- **WHAT THIS TASK INVOLVES**
Only the number is wanted: how many lines contain the string "chứng"?

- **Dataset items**
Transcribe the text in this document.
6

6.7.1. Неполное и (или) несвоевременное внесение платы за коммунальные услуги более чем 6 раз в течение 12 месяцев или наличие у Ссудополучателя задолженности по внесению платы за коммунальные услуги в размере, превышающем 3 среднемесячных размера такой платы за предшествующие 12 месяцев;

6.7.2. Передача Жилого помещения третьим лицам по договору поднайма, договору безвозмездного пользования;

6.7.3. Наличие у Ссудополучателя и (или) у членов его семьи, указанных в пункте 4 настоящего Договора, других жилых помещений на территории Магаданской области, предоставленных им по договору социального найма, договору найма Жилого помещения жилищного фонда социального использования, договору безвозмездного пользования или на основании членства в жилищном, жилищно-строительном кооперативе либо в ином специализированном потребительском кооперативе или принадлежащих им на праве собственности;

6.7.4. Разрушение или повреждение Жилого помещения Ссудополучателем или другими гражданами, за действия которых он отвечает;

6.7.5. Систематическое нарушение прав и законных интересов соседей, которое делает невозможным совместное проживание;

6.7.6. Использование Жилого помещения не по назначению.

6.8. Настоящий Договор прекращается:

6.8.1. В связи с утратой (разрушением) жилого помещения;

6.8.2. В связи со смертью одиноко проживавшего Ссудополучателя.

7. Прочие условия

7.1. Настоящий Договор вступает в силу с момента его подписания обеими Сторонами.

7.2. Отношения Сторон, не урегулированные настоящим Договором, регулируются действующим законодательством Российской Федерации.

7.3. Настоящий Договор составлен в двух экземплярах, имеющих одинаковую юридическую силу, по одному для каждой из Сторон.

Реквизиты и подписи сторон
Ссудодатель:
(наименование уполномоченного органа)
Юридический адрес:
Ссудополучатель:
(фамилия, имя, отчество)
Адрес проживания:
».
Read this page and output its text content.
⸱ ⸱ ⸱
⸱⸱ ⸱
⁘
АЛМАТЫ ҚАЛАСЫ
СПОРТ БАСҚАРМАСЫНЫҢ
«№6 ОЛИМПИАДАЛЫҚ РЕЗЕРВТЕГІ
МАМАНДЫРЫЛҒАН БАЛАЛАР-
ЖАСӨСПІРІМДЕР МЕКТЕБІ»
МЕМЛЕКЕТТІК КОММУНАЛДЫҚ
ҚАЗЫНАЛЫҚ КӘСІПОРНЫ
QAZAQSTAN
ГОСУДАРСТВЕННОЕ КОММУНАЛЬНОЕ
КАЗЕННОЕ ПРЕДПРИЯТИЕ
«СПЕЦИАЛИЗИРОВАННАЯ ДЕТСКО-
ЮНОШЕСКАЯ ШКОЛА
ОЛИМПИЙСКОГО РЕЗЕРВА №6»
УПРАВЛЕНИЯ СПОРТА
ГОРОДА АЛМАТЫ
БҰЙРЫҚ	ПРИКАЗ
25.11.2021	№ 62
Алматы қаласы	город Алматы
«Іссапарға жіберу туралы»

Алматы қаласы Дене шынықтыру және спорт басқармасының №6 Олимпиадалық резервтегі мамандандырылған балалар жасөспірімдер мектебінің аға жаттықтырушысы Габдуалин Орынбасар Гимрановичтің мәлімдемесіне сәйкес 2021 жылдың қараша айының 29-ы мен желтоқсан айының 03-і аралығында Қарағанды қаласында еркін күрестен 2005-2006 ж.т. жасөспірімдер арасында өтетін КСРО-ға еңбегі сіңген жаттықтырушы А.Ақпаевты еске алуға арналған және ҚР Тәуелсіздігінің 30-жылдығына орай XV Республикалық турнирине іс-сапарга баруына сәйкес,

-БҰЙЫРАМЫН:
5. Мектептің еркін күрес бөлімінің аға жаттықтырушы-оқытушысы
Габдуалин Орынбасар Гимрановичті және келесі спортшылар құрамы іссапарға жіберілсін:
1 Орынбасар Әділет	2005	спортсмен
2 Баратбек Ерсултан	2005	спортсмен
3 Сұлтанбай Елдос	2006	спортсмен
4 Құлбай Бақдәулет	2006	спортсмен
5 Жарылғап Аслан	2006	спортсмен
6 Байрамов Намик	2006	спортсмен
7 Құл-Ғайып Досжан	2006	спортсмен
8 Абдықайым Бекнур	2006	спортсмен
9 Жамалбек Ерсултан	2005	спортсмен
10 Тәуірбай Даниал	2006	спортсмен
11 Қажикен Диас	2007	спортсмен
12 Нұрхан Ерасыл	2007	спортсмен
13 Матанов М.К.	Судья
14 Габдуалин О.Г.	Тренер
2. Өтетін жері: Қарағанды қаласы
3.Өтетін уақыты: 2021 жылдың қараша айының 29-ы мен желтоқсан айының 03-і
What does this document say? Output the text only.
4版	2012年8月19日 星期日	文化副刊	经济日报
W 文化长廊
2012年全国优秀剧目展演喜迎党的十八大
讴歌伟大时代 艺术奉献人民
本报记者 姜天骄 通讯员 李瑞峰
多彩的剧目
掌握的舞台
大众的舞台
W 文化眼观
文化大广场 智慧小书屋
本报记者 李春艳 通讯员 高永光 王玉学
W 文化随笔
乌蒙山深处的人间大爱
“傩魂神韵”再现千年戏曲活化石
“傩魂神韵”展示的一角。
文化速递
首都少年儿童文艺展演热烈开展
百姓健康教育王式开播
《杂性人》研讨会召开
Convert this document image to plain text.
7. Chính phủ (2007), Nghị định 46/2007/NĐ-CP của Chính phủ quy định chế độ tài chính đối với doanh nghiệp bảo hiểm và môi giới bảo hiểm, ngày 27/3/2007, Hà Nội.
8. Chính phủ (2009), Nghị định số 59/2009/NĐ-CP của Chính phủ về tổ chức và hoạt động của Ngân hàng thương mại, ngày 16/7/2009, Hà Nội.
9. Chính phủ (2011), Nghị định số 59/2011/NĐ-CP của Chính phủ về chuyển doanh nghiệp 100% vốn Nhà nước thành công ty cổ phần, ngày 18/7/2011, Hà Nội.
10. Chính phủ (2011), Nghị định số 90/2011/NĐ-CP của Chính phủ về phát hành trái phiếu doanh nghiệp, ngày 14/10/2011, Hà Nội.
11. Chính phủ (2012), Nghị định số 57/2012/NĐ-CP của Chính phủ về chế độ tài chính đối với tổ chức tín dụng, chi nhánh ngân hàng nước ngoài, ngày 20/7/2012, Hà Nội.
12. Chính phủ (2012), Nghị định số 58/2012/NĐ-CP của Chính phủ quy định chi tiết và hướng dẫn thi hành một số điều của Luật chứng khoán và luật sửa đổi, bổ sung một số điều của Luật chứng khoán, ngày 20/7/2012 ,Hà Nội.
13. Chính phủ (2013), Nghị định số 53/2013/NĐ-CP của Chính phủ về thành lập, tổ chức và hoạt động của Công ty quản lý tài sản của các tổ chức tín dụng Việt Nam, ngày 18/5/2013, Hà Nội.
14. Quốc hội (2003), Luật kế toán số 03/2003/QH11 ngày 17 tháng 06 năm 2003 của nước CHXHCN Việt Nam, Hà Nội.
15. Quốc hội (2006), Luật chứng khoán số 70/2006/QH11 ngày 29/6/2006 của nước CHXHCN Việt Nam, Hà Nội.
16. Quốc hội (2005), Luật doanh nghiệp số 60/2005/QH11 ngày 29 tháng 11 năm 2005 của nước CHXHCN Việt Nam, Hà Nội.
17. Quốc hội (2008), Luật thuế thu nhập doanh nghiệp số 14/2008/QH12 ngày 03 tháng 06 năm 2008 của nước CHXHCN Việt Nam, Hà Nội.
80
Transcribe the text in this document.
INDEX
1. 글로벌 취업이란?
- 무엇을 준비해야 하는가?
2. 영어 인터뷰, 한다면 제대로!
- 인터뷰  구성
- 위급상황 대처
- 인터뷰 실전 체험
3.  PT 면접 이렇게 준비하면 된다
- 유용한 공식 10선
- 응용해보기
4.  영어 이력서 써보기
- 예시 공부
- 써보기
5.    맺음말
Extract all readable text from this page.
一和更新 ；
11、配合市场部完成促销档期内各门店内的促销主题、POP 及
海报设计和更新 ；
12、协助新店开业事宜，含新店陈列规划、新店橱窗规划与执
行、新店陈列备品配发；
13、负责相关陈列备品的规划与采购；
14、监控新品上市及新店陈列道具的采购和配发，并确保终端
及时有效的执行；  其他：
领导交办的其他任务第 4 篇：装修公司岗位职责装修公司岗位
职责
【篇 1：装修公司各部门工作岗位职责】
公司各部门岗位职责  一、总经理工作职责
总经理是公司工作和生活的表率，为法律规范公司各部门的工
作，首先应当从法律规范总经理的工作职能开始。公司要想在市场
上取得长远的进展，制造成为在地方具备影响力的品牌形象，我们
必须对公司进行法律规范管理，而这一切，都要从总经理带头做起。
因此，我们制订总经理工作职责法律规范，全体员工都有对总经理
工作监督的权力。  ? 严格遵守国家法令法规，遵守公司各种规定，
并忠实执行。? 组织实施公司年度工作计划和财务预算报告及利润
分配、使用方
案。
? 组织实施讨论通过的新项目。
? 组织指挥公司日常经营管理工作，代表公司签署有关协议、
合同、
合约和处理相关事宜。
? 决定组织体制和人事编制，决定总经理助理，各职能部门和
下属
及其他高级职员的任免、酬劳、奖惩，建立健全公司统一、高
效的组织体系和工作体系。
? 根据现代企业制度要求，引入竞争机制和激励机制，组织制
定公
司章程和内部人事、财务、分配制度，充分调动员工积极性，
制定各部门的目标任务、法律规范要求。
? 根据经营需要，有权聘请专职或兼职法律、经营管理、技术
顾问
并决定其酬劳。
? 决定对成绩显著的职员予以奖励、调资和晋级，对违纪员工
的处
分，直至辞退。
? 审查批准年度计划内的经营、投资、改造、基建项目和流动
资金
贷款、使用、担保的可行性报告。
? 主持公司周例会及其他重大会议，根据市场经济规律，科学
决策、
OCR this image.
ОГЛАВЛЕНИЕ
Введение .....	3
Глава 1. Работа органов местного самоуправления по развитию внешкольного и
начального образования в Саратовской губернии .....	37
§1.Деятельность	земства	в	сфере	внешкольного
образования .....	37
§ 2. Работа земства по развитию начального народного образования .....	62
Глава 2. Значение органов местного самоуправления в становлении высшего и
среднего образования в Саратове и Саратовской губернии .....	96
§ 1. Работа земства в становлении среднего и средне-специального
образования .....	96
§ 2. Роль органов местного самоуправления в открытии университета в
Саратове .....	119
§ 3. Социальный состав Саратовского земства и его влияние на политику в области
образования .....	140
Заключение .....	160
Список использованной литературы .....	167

- **EXERCISE ANSWER**
2